GIVEN TASK:
Return the lines beginning at the one that contains "Transcribe the text in this document." and continuing to the end of the entries, including both ends, exactly as written and nothing else.

..........

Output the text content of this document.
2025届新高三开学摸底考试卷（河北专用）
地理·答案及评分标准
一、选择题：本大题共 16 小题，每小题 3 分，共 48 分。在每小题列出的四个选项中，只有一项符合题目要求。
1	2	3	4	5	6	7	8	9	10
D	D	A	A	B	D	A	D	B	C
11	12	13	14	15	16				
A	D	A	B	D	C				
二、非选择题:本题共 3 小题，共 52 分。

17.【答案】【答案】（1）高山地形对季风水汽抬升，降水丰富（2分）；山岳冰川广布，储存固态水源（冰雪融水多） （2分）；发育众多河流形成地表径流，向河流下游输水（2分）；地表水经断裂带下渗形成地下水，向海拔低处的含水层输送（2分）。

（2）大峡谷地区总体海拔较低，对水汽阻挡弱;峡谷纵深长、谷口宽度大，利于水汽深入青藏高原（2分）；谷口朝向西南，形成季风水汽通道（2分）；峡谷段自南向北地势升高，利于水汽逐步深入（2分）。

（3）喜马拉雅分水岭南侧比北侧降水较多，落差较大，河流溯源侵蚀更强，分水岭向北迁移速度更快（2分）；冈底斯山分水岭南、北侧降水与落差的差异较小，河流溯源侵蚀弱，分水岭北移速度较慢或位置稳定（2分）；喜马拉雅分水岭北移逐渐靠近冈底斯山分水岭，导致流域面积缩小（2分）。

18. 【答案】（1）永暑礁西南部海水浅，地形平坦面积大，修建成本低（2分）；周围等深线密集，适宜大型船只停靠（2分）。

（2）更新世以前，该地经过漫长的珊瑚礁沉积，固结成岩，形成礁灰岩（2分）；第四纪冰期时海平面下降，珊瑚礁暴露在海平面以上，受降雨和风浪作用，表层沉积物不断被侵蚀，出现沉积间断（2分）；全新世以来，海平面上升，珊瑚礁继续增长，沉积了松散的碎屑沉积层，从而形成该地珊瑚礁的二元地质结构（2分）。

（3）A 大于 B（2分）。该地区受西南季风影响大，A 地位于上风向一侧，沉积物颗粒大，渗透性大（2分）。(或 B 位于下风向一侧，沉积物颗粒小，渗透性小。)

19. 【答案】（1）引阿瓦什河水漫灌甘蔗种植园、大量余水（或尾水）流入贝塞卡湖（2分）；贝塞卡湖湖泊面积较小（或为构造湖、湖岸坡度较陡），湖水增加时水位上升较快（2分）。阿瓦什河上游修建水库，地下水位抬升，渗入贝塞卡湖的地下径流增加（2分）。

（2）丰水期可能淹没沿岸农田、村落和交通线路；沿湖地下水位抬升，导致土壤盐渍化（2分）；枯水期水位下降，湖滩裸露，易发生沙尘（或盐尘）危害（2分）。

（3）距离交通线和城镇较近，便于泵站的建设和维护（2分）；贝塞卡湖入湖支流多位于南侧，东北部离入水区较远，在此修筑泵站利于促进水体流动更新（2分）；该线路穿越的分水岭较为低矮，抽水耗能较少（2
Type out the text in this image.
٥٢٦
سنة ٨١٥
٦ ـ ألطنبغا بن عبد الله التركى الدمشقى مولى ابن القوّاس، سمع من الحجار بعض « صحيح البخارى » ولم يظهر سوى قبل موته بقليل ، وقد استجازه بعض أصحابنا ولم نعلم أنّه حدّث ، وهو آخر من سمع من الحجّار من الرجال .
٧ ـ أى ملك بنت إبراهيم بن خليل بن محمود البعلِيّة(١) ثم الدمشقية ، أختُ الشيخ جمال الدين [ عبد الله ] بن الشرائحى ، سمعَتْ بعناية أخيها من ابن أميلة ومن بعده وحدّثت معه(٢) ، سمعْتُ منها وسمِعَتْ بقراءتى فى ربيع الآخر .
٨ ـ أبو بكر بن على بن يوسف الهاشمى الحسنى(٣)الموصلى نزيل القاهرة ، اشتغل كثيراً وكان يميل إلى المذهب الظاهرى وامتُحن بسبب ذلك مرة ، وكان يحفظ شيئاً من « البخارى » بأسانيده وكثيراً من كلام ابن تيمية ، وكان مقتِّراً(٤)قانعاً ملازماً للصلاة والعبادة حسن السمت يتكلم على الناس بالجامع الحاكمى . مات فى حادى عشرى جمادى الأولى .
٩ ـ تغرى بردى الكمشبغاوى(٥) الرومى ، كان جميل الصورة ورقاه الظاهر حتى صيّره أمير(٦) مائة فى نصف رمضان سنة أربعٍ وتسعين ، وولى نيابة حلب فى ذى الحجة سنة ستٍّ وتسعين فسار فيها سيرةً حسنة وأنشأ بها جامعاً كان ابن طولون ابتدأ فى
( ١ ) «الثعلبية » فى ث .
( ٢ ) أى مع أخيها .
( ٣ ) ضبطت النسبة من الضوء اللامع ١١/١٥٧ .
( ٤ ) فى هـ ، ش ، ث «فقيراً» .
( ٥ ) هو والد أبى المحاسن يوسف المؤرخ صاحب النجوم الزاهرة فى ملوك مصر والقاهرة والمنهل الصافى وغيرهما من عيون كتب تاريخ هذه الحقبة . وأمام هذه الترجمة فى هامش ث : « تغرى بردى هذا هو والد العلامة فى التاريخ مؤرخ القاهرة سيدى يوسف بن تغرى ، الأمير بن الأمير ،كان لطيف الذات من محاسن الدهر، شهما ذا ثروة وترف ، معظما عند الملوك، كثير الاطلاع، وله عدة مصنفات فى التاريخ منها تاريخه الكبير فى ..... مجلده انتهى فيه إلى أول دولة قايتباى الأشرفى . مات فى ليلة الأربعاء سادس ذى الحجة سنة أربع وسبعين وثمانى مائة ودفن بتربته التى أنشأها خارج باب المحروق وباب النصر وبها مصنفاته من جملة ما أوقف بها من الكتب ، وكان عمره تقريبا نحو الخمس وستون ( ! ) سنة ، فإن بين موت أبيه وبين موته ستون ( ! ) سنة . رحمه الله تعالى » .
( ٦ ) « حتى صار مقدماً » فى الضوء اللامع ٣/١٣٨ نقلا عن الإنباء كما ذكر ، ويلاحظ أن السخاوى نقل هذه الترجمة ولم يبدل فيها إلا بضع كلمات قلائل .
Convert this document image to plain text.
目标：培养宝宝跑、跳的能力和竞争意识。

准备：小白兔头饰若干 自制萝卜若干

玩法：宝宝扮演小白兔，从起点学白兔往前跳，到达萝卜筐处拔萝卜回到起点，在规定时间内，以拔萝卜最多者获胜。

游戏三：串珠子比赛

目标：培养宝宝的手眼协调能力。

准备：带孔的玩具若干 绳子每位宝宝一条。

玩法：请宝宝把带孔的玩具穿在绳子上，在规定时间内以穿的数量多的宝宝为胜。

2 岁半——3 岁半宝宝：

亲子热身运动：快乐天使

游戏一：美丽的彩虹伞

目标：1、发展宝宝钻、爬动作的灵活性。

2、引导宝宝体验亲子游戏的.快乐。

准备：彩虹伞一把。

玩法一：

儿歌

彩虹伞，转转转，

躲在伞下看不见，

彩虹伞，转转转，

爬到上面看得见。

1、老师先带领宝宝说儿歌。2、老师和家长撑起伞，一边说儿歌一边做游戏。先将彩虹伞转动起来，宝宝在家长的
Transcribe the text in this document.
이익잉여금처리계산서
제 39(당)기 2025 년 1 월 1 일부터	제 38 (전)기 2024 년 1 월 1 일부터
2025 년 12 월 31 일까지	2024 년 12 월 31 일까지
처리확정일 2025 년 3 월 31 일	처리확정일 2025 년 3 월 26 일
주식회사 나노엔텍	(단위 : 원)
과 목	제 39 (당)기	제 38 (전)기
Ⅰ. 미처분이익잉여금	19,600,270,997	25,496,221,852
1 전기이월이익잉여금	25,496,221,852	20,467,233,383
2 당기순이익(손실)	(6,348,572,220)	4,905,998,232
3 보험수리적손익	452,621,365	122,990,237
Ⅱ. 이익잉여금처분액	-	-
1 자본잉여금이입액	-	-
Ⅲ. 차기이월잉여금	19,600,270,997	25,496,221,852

..........

SOLVED EXERCISE:
Transcribe the text in this document.
이익잉여금처리계산서
제 39(당)기 2025 년 1 월 1 일부터	제 38 (전)기 2024 년 1 월 1 일부터
2025 년 12 월 31 일까지	2024 년 12 월 31 일까지
처리확정일 2025 년 3 월 31 일	처리확정일 2025 년 3 월 26 일
주식회사 나노엔텍	(단위 : 원)
과 목	제 39 (당)기	제 38 (전)기
Ⅰ. 미처분이익잉여금	19,600,270,997	25,496,221,852
1 전기이월이익잉여금	25,496,221,852	20,467,233,383
2 당기순이익(손실)	(6,348,572,220)	4,905,998,232
3 보험수리적손익	452,621,365	122,990,237
Ⅱ. 이익잉여금처분액	-	-
1 자본잉여금이입액	-	-
Ⅲ. 차기이월잉여금	19,600,270,997	25,496,221,852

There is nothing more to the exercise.